>> begin Given entries

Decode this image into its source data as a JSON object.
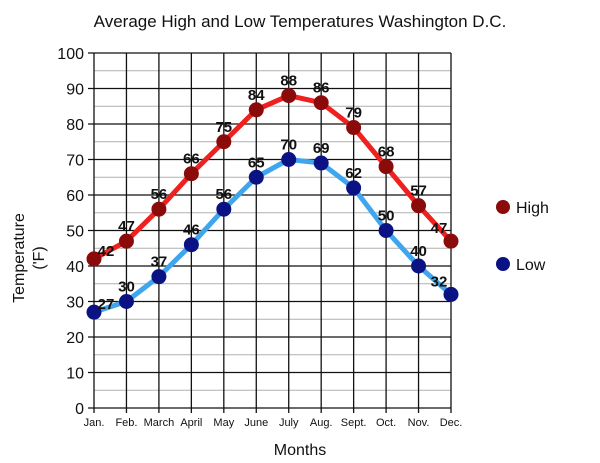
{
  "chart_data": {
    "type": "line",
    "title": "Average High and Low Temperatures Washington D.C.",
    "xlabel": "Months",
    "ylabel": [
      "Temperature",
      "('F)"
    ],
    "categories": [
      "Jan.",
      "Feb.",
      "March",
      "April",
      "May",
      "June",
      "July",
      "Aug.",
      "Sept.",
      "Oct.",
      "Nov.",
      "Dec."
    ],
    "ylim": [
      0,
      100
    ],
    "yticks": [
      0,
      10,
      20,
      30,
      40,
      50,
      60,
      70,
      80,
      90,
      100
    ],
    "minor_step": 5,
    "grid": true,
    "legend_position": "right",
    "series": [
      {
        "name": "High",
        "values": [
          42,
          47,
          56,
          66,
          75,
          84,
          88,
          86,
          79,
          68,
          57,
          47
        ],
        "line_color": "#ee2020",
        "marker_color": "#8b0a0a"
      },
      {
        "name": "Low",
        "values": [
          27,
          30,
          37,
          46,
          56,
          65,
          70,
          69,
          62,
          50,
          40,
          32
        ],
        "line_color": "#3fa6ee",
        "marker_color": "#0a1284"
      }
    ]
  }
}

>> end Given entries

> The exercise:
From the entries above, pull out each line that includes "High".

> Task result:
    "title": "Average High and Low Temperatures Washington D.C.",
        "name": "High",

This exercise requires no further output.